[Entries taken from a collection]
+ + +

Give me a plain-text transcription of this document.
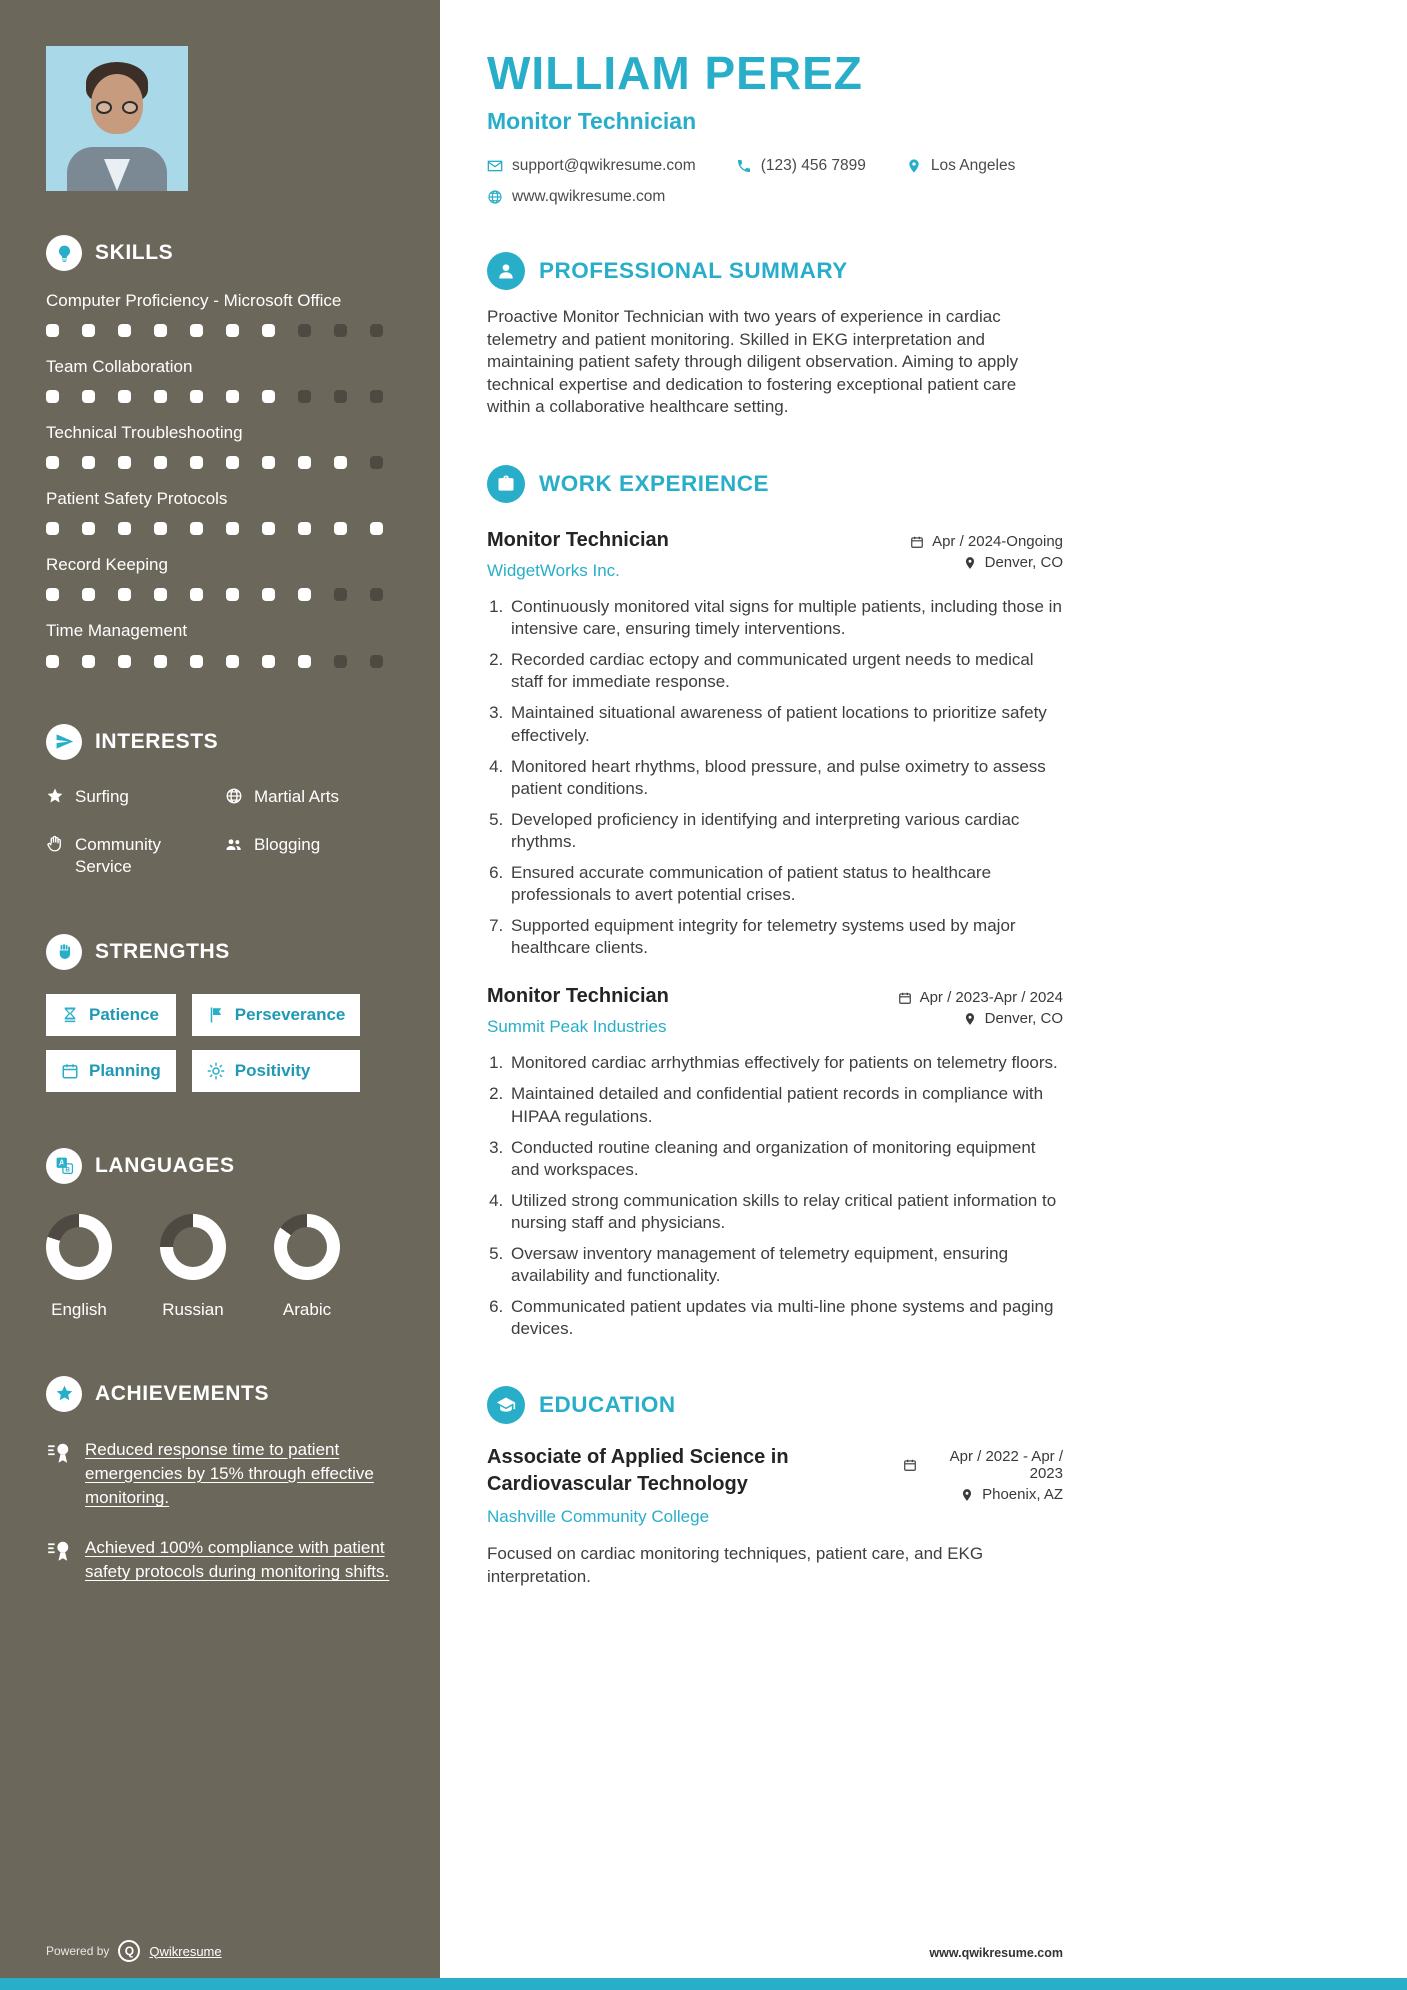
SKILLS
Computer Proficiency - Microsoft Office
Team Collaboration
Technical Troubleshooting
Patient Safety Protocols
Record Keeping
Time Management
INTERESTS
Surfing	Martial Arts
Community Service
Blogging
STRENGTHS
Patience	Perseverance
Planning	Positivity
A
B LANGUAGES
English	Russian	Arabic
ACHIEVEMENTS

Reduced response time to patient emergencies by 15% through effective monitoring.

Achieved 100% compliance with patient safety protocols during monitoring shifts.

Powered by	Q	Qwikresume
WILLIAM PEREZ
Monitor Technician
support@qwikresume.com	(123) 456 7899	Los Angeles
www.qwikresume.com
PROFESSIONAL SUMMARY

Proactive Monitor Technician with two years of experience in cardiac telemetry and patient monitoring. Skilled in EKG interpretation and maintaining patient safety through diligent observation. Aiming to apply technical expertise and dedication to fostering exceptional patient care within a collaborative healthcare setting.

WORK EXPERIENCE
Monitor Technician
WidgetWorks Inc.
Apr / 2024-Ongoing
Denver, CO
1. Continuously monitored vital signs for multiple patients, including those in intensive care, ensuring timely interventions.
2. Recorded cardiac ectopy and communicated urgent needs to medical staff for immediate response.
3. Maintained situational awareness of patient locations to prioritize safety effectively.
4. Monitored heart rhythms, blood pressure, and pulse oximetry to assess patient conditions.
5. Developed proficiency in identifying and interpreting various cardiac rhythms.
6. Ensured accurate communication of patient status to healthcare professionals to avert potential crises.
7. Supported equipment integrity for telemetry systems used by major healthcare clients.
Monitor Technician
Summit Peak Industries
Apr / 2023-Apr / 2024
Denver, CO
1. Monitored cardiac arrhythmias effectively for patients on telemetry floors.
2. Maintained detailed and confidential patient records in compliance with HIPAA regulations.
3. Conducted routine cleaning and organization of monitoring equipment and workspaces.
4. Utilized strong communication skills to relay critical patient information to nursing staff and physicians.
5. Oversaw inventory management of telemetry equipment, ensuring availability and functionality.
6. Communicated patient updates via multi-line phone systems and paging devices.
EDUCATION
Associate of Applied Science in Cardiovascular Technology
Nashville Community College
Apr / 2022 - Apr / 2023
Phoenix, AZ

Focused on cardiac monitoring techniques, patient care, and EKG interpretation.

www.qwikresume.com
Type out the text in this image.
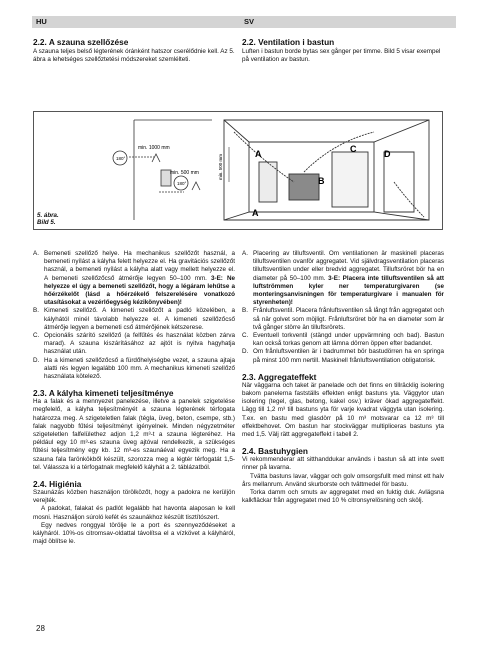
HU	SV
2.2. A szauna szellőzése

A szauna teljes belső légterének óránként hatszor cserélődnie kell. Az 5. ábra a lehetséges szellőztetési módszereket szemlélteti.

2.2. Ventilation i bastun

Luften i bastun borde bytas sex gånger per timme. Bild 5 visar exempel på ventilation av bastun.

180°
180°
min. 1000 mm
min. 500 mm	min. 500 mm	A
A
B
C	D
5. ábra.
Bild 5.
A. Bemeneti szellőző helye. Ha mechanikus szellőzőt használ, a bemeneti nyílást a kályha felett helyezze el. Ha gravitációs szellőzőt használ, a bemeneti nyílást a kályha alatt vagy mellett helyezze el. A bemeneti szellőzőcső átmérője legyen 50–100 mm. 3-E: Ne helyezze el úgy a bemeneti szellőzőt, hogy a légáram lehűtse a hőérzékelőt (lásd a hőérzékelő felszerelésére vonatkozó utasításokat a vezérlőegység kézikönyvében)!
B. Kimeneti szellőző. A kimeneti szellőzőt a padló közelében, a kályhától minél távolabb helyezze el. A kimeneti szellőzőcső átmérője legyen a bemeneti cső átmérőjének kétszerese.
C. Opcionális szárító szellőző (a felfűtés és használat közben zárva marad). A szauna kiszárításához az ajtót is nyitva hagyhatja használat után.
D. Ha a kimeneti szellőzőcső a fürdőhelyiségbe vezet, a szauna ajtaja alatti rés legyen legalább 100 mm. A mechanikus kimeneti szellőző használata kötelező.
2.3. A kályha kimeneti teljesítménye

Ha a falak és a mennyezet panelezése, illetve a panelek szigetelése megfelelő, a kályha teljesítményét a szauna légterének térfogata határozza meg. A szigeteletlen falak (tégla, üveg, beton, csempe, stb.) falak nagyobb fűtési teljesítményt igényelnek. Minden négyzetméter szigeteletlen falfelülethez adjon 1,2 m³-t a szauna légteréhez. Ha például egy 10 m³-es szauna üveg ajtóval rendelkezik, a szükséges fűtési teljesítmény egy kb. 12 m³-es szaunáéval egyezik meg. Ha a szauna fala farönkökből készült, szorozza meg a légtér térfogatát 1,5-tel. Válassza ki a térfogatnak megfelelő kályhát a 2. táblázatból.

2.4. Higiénia

Szaunázás közben használjon törölközőt, hogy a padokra ne kerüljön verejték.

A padokat, falakat és padlót legalább hat havonta alaposan le kell mosni. Használjon súroló kefét és szaunákhoz készült tisztítószert.

Egy nedves ronggyal törölje le a port és szennyeződéseket a kályháról. 10%-os citromsav-oldattal távolítsa el a vízkövet a kályháról, majd öblítse le.

A. Placering av tilluftsventil. Om ventilationen är maskinell placeras tilluftsventilen ovanför aggregatet. Vid självdragsventilation placeras tilluftsventilen under eller bredvid aggregatet. Tilluftsröret bör ha en diameter på 50–100 mm. 3-E: Placera inte tilluftsventilen så att luftströmmen kyler ner temperaturgivaren (se monteringsanvisningen för temperaturgivare i manualen för styrenheten)!
B. Frånluftsventil. Placera frånluftsventilen så långt från aggregatet och så när golvet som möjligt. Frånluftsröret bör ha en diameter som är två gånger större än tilluftsrörets.
C. Eventuell torkventil (stängd under uppvärmning och bad). Bastun kan också torkas genom att lämna dörren öppen efter badandet.
D. Om frånluftsventilen är i badrummet bör bastudörren ha en springa på minst 100 mm nertill. Maskinell frånluftsventilation obligatorisk.
2.3. Aggregateffekt

När väggarna och taket är panelade och det finns en tillräcklig isolering bakom panelerna fastställs effekten enligt bastuns yta. Väggytor utan isolering (tegel, glas, betong, kakel osv.) kräver ökad aggregateffekt. Lägg till 1,2 m³ till bastuns yta för varje kvadrat väggyta utan isolering. T.ex. en bastu med glasdörr på 10 m³ motsvarar ca 12 m³ till effektbehovet. Om bastun har stockväggar multipliceras bastuns yta med 1,5. Välj rätt aggregateffekt i tabell 2.

2.4. Bastuhygien

Vi rekommenderar att sitthanddukar används i bastun så att inte svett rinner på lavarna.

Tvätta bastuns lavar, väggar och golv omsorgsfullt med minst ett halv års mellanrum. Använd skurborste och tvättmedel för bastu.

Torka damm och smuts av aggregatet med en fuktig duk. Avlägsna kalkfläckar från aggregatet med 10 % citronsyrelösning och skölj.

28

+ + +

▸ **Exercise brief**:
All entries should be given again exactly, except that pictures are to be excluded.

▸ **Written response**:
Give me a plain-text transcription of this document.
SKILLS
Computer Proficiency - Microsoft Office
Team Collaboration
Technical Troubleshooting
Patient Safety Protocols
Record Keeping
Time Management
INTERESTS
Surfing	Martial Arts
Community Service
Blogging
STRENGTHS
Patience	Perseverance
Planning	Positivity
A
B LANGUAGES
English	Russian	Arabic
ACHIEVEMENTS

Reduced response time to patient emergencies by 15% through effective monitoring.

Achieved 100% compliance with patient safety protocols during monitoring shifts.

Powered by	Q	Qwikresume
WILLIAM PEREZ
Monitor Technician
support@qwikresume.com	(123) 456 7899	Los Angeles
www.qwikresume.com
PROFESSIONAL SUMMARY

Proactive Monitor Technician with two years of experience in cardiac telemetry and patient monitoring. Skilled in EKG interpretation and maintaining patient safety through diligent observation. Aiming to apply technical expertise and dedication to fostering exceptional patient care within a collaborative healthcare setting.

WORK EXPERIENCE
Monitor Technician
WidgetWorks Inc.
Apr / 2024-Ongoing
Denver, CO
1. Continuously monitored vital signs for multiple patients, including those in intensive care, ensuring timely interventions.
2. Recorded cardiac ectopy and communicated urgent needs to medical staff for immediate response.
3. Maintained situational awareness of patient locations to prioritize safety effectively.
4. Monitored heart rhythms, blood pressure, and pulse oximetry to assess patient conditions.
5. Developed proficiency in identifying and interpreting various cardiac rhythms.
6. Ensured accurate communication of patient status to healthcare professionals to avert potential crises.
7. Supported equipment integrity for telemetry systems used by major healthcare clients.
Monitor Technician
Summit Peak Industries
Apr / 2023-Apr / 2024
Denver, CO
1. Monitored cardiac arrhythmias effectively for patients on telemetry floors.
2. Maintained detailed and confidential patient records in compliance with HIPAA regulations.
3. Conducted routine cleaning and organization of monitoring equipment and workspaces.
4. Utilized strong communication skills to relay critical patient information to nursing staff and physicians.
5. Oversaw inventory management of telemetry equipment, ensuring availability and functionality.
6. Communicated patient updates via multi-line phone systems and paging devices.
EDUCATION
Associate of Applied Science in Cardiovascular Technology
Nashville Community College
Apr / 2022 - Apr / 2023
Phoenix, AZ

Focused on cardiac monitoring techniques, patient care, and EKG interpretation.

www.qwikresume.com
Type out the text in this image.
HU	SV
2.2. A szauna szellőzése

A szauna teljes belső légterének óránként hatszor cserélődnie kell. Az 5. ábra a lehetséges szellőztetési módszereket szemlélteti.

2.2. Ventilation i bastun

Luften i bastun borde bytas sex gånger per timme. Bild 5 visar exempel på ventilation av bastun.

180°
180°
min. 1000 mm
min. 500 mm	min. 500 mm	A
A
B
C	D
5. ábra.
Bild 5.
A. Bemeneti szellőző helye. Ha mechanikus szellőzőt használ, a bemeneti nyílást a kályha felett helyezze el. Ha gravitációs szellőzőt használ, a bemeneti nyílást a kályha alatt vagy mellett helyezze el. A bemeneti szellőzőcső átmérője legyen 50–100 mm. 3-E: Ne helyezze el úgy a bemeneti szellőzőt, hogy a légáram lehűtse a hőérzékelőt (lásd a hőérzékelő felszerelésére vonatkozó utasításokat a vezérlőegység kézikönyvében)!
B. Kimeneti szellőző. A kimeneti szellőzőt a padló közelében, a kályhától minél távolabb helyezze el. A kimeneti szellőzőcső átmérője legyen a bemeneti cső átmérőjének kétszerese.
C. Opcionális szárító szellőző (a felfűtés és használat közben zárva marad). A szauna kiszárításához az ajtót is nyitva hagyhatja használat után.
D. Ha a kimeneti szellőzőcső a fürdőhelyiségbe vezet, a szauna ajtaja alatti rés legyen legalább 100 mm. A mechanikus kimeneti szellőző használata kötelező.
2.3. A kályha kimeneti teljesítménye

Ha a falak és a mennyezet panelezése, illetve a panelek szigetelése megfelelő, a kályha teljesítményét a szauna légterének térfogata határozza meg. A szigeteletlen falak (tégla, üveg, beton, csempe, stb.) falak nagyobb fűtési teljesítményt igényelnek. Minden négyzetméter szigeteletlen falfelülethez adjon 1,2 m³-t a szauna légteréhez. Ha például egy 10 m³-es szauna üveg ajtóval rendelkezik, a szükséges fűtési teljesítmény egy kb. 12 m³-es szaunáéval egyezik meg. Ha a szauna fala farönkökből készült, szorozza meg a légtér térfogatát 1,5-tel. Válassza ki a térfogatnak megfelelő kályhát a 2. táblázatból.

2.4. Higiénia

Szaunázás közben használjon törölközőt, hogy a padokra ne kerüljön verejték.

A padokat, falakat és padlót legalább hat havonta alaposan le kell mosni. Használjon súroló kefét és szaunákhoz készült tisztítószert.

Egy nedves ronggyal törölje le a port és szennyeződéseket a kályháról. 10%-os citromsav-oldattal távolítsa el a vízkövet a kályháról, majd öblítse le.

A. Placering av tilluftsventil. Om ventilationen är maskinell placeras tilluftsventilen ovanför aggregatet. Vid självdragsventilation placeras tilluftsventilen under eller bredvid aggregatet. Tilluftsröret bör ha en diameter på 50–100 mm. 3-E: Placera inte tilluftsventilen så att luftströmmen kyler ner temperaturgivaren (se monteringsanvisningen för temperaturgivare i manualen för styrenheten)!
B. Frånluftsventil. Placera frånluftsventilen så långt från aggregatet och så när golvet som möjligt. Frånluftsröret bör ha en diameter som är två gånger större än tilluftsrörets.
C. Eventuell torkventil (stängd under uppvärmning och bad). Bastun kan också torkas genom att lämna dörren öppen efter badandet.
D. Om frånluftsventilen är i badrummet bör bastudörren ha en springa på minst 100 mm nertill. Maskinell frånluftsventilation obligatorisk.
2.3. Aggregateffekt

När väggarna och taket är panelade och det finns en tillräcklig isolering bakom panelerna fastställs effekten enligt bastuns yta. Väggytor utan isolering (tegel, glas, betong, kakel osv.) kräver ökad aggregateffekt. Lägg till 1,2 m³ till bastuns yta för varje kvadrat väggyta utan isolering. T.ex. en bastu med glasdörr på 10 m³ motsvarar ca 12 m³ till effektbehovet. Om bastun har stockväggar multipliceras bastuns yta med 1,5. Välj rätt aggregateffekt i tabell 2.

2.4. Bastuhygien

Vi rekommenderar att sitthanddukar används i bastun så att inte svett rinner på lavarna.

Tvätta bastuns lavar, väggar och golv omsorgsfullt med minst ett halv års mellanrum. Använd skurborste och tvättmedel för bastu.

Torka damm och smuts av aggregatet med en fuktig duk. Avlägsna kalkfläckar från aggregatet med 10 % citronsyrelösning och skölj.

28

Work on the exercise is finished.